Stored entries
>>>

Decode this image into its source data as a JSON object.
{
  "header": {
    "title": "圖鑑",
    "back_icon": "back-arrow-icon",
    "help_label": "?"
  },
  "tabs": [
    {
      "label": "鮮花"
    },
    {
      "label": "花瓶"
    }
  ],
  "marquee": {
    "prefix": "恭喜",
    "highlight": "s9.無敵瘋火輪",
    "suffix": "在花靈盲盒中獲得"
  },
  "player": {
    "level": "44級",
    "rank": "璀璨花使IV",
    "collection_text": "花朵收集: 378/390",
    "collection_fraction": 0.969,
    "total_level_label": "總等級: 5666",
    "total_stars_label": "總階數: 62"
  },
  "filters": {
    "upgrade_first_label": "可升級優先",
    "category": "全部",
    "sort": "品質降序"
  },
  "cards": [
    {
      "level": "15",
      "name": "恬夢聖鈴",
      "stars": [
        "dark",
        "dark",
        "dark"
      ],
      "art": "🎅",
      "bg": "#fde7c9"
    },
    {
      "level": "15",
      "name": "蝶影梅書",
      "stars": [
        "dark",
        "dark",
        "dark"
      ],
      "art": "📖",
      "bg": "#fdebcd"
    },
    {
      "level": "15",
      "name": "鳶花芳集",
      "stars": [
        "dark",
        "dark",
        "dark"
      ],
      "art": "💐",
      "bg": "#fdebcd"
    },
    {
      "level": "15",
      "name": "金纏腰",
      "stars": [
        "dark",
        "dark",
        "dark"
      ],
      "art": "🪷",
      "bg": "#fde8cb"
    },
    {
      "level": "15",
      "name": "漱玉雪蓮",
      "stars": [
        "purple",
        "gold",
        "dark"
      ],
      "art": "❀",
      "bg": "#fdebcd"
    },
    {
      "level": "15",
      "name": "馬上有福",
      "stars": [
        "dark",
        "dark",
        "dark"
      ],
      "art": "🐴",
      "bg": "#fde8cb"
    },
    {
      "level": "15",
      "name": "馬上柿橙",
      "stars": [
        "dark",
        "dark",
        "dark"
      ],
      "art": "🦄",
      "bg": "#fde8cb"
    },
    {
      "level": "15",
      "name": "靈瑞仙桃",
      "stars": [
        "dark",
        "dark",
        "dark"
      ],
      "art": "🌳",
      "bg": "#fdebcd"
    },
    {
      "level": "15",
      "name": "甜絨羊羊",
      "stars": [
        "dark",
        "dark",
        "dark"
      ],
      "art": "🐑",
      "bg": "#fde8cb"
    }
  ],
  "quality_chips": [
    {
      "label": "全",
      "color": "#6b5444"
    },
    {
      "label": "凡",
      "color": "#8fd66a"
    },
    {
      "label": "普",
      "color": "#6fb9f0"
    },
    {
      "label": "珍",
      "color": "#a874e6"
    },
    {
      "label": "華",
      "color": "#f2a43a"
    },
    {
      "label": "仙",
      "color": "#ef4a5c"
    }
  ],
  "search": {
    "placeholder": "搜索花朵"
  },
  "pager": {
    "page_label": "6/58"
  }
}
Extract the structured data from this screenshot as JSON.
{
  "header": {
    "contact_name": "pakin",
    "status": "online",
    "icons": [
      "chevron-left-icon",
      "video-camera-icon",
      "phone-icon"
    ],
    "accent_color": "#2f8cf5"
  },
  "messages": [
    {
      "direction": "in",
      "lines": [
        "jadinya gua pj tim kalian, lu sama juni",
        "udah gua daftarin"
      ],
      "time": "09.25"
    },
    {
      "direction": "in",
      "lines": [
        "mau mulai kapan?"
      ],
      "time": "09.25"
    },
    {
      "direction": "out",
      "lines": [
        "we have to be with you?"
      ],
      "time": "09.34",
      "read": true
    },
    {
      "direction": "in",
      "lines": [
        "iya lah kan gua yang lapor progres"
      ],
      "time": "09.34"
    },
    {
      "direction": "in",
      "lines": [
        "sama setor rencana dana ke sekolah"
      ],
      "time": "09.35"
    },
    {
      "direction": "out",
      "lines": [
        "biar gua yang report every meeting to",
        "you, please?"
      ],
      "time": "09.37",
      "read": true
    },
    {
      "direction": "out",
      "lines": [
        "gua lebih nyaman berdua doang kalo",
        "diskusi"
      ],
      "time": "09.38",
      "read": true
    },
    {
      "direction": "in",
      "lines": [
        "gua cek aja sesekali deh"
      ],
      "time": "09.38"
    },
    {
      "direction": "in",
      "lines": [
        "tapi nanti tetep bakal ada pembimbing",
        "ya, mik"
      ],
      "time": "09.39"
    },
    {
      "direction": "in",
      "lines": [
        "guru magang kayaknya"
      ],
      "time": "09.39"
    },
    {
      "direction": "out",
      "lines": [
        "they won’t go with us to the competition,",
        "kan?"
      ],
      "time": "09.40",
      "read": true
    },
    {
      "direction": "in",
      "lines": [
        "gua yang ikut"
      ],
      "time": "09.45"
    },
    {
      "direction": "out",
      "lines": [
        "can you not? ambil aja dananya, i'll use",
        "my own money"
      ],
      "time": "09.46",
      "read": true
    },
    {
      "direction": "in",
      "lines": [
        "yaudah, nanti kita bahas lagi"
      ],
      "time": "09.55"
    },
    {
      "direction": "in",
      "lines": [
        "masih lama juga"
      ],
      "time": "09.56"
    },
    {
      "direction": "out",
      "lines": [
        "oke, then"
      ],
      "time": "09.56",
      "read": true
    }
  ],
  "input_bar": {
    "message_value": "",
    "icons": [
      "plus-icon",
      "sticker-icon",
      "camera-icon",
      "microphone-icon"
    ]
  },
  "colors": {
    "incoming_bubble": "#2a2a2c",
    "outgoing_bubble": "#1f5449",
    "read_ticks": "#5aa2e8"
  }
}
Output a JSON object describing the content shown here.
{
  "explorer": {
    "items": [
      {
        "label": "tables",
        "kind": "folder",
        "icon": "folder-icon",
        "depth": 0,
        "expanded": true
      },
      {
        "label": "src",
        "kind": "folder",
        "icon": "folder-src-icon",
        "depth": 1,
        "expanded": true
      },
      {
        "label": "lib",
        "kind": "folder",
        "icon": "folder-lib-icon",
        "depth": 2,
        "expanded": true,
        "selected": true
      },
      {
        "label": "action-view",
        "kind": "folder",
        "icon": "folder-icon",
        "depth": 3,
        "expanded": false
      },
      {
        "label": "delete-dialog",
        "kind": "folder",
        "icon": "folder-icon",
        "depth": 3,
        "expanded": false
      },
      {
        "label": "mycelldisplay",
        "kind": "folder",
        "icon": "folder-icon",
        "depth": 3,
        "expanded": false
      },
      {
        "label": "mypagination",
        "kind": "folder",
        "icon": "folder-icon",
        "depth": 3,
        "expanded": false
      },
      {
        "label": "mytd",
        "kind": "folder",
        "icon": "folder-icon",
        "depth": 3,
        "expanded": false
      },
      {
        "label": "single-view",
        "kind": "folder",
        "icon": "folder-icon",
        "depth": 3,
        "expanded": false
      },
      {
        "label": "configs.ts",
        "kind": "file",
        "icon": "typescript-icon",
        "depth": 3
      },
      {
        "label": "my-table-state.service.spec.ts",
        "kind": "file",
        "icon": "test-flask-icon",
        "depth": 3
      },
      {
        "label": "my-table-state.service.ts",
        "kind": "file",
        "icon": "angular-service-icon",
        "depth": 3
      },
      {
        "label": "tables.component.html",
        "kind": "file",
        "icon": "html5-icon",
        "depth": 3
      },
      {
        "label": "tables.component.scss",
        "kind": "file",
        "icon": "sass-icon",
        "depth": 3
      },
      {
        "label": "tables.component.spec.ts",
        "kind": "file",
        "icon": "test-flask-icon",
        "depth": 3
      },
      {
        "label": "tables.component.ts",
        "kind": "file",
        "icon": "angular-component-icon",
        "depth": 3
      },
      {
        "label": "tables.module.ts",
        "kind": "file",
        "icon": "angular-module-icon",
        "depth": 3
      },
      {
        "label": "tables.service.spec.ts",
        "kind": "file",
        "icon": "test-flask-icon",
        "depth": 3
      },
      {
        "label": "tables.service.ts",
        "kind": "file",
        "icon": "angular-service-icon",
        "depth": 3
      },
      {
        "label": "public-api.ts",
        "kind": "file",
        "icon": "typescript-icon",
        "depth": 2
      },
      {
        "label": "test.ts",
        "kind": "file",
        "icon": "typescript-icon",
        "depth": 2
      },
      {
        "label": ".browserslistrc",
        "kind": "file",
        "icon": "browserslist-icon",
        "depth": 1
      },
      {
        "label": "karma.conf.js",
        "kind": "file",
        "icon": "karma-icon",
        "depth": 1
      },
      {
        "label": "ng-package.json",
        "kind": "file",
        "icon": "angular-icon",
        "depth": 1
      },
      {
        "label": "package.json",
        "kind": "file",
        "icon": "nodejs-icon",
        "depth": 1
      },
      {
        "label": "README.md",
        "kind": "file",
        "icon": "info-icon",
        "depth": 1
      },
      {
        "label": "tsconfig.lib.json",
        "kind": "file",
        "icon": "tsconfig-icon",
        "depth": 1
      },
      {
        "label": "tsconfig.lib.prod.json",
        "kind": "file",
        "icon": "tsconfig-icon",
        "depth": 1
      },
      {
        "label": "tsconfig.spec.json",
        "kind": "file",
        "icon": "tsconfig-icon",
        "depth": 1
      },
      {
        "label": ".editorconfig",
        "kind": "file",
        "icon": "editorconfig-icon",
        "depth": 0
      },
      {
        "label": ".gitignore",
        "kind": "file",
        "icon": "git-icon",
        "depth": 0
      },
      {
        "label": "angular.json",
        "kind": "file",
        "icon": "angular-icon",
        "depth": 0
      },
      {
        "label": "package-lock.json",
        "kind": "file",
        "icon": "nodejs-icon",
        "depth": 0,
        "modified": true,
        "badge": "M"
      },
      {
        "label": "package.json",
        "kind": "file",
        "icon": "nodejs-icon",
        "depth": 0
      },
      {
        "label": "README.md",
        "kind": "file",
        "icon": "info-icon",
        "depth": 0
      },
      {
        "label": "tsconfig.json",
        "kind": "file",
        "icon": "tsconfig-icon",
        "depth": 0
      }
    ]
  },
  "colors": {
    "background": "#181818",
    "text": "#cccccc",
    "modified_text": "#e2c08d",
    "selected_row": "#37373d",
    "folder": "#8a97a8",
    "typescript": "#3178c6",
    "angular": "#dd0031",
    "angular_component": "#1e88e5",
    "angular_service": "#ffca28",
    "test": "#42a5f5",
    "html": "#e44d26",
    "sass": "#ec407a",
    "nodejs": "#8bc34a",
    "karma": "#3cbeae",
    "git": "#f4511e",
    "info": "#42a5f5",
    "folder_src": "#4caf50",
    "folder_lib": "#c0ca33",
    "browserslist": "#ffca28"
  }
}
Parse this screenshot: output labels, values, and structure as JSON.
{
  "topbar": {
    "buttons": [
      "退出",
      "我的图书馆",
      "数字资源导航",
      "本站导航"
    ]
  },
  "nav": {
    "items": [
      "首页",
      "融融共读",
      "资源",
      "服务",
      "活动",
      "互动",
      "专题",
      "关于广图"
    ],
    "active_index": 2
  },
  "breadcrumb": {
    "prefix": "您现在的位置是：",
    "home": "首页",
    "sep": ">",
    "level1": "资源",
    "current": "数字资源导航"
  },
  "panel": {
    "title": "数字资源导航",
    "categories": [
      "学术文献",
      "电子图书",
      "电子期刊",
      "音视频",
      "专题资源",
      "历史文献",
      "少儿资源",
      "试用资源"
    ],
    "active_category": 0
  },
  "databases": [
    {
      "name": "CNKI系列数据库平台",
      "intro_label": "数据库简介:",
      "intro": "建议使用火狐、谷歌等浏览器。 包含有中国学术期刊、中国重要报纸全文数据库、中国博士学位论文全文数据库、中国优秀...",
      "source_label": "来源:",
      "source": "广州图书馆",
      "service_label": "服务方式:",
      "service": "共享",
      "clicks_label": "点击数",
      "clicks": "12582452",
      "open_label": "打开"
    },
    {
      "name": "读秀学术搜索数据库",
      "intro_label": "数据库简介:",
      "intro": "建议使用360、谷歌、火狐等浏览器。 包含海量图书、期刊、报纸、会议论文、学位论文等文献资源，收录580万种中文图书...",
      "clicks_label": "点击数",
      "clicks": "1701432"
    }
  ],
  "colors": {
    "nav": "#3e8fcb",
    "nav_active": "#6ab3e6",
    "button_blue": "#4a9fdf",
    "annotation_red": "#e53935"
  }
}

<<<

Exercise instructions: Look through the records and count each line that holds "package". Write only the total.

Output of the exercise: 4